TASK GOAL:
Exactly as given, repeat all of the entries.

═══

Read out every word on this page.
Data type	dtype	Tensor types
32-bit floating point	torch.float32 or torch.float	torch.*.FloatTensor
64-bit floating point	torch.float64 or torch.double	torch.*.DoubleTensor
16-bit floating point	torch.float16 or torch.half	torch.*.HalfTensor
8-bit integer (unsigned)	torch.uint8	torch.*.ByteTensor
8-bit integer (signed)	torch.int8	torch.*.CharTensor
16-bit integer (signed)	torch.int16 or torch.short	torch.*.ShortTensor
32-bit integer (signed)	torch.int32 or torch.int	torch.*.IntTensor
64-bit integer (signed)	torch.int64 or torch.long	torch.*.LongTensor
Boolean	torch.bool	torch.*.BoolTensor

═══

OUTPUT OF THE TASK:
Read out every word on this page.
Data type	dtype	Tensor types
32-bit floating point	torch.float32 or torch.float	torch.*.FloatTensor
64-bit floating point	torch.float64 or torch.double	torch.*.DoubleTensor
16-bit floating point	torch.float16 or torch.half	torch.*.HalfTensor
8-bit integer (unsigned)	torch.uint8	torch.*.ByteTensor
8-bit integer (signed)	torch.int8	torch.*.CharTensor
16-bit integer (signed)	torch.int16 or torch.short	torch.*.ShortTensor
32-bit integer (signed)	torch.int32 or torch.int	torch.*.IntTensor
64-bit integer (signed)	torch.int64 or torch.long	torch.*.LongTensor
Boolean	torch.bool	torch.*.BoolTensor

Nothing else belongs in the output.